----- Quoted passage -----
This query shows some additional results, too.

The open/closed ratio of interview questions suggests that it's off-topic. However, if you look at the questions themselves, those that have been closed are often asking what to expect during an interview, rather than having an actual question/problem and its answer.

My thought was that, if a single post meant to be a collection of interview questions and their answers existed, it'd be:

  1. More immediately accessible than a book
  2. Less prone to become outdated like a book
  3. More informative regarding how question trends change, if any exist at all

The goal was to have the community post interview questions they're familiar with, provide an answer to the problem, and explain the answer in detail for it to be useful.

Given the site's encouragement to share our own knowledge, the fact that we'd be looking at specific problems, and providing actual solutions, suggests to me that this could be considered on-topic.

A potential format for each post could be something like:


The Problem Statement

Problem statement here

What the Problem Statement Seeks to Show

Offer an explanation of what the problem statement actually means or supposed to prove about the candidate being interviewed.
-----
*Your instructions:* In the post about interview questions, how would you restate the paragraph beginning "The open/closed ratio" in one shorter sentence? The lines after this point come from a separate source.
----- Data extract -----
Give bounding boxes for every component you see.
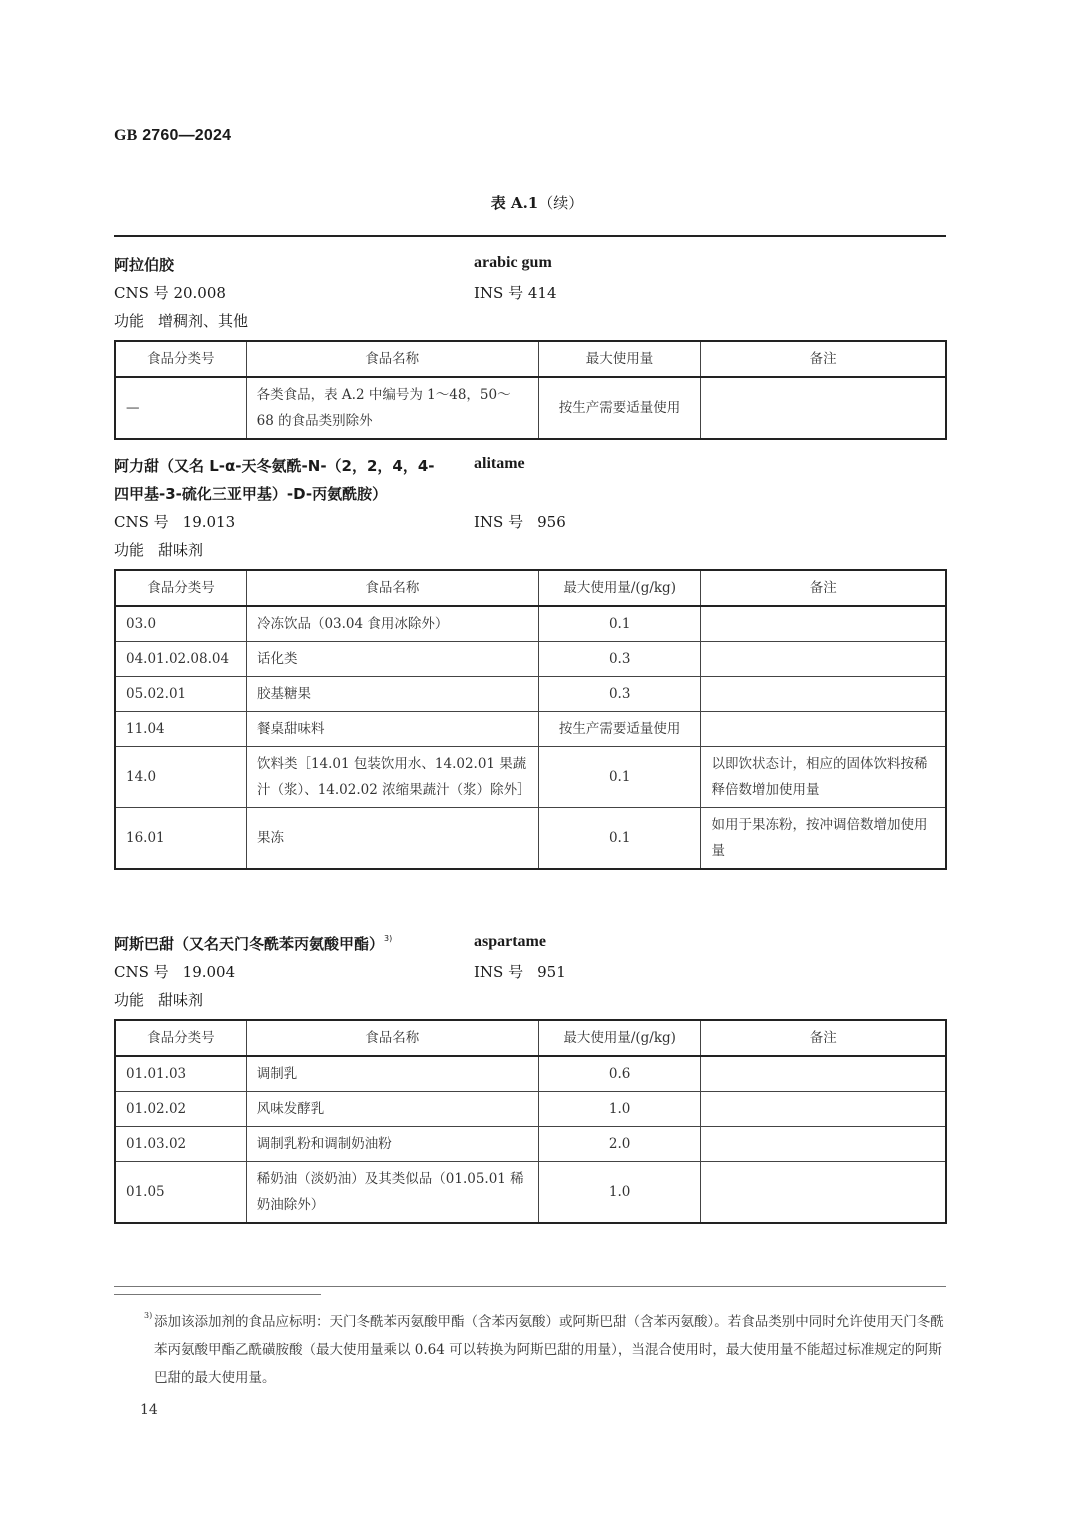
-----
*Response to the task:* The open/closed ratio makes interview questions look off-topic, but the closed ones often ask what to expect in an interview instead of posing an actual problem with an answer.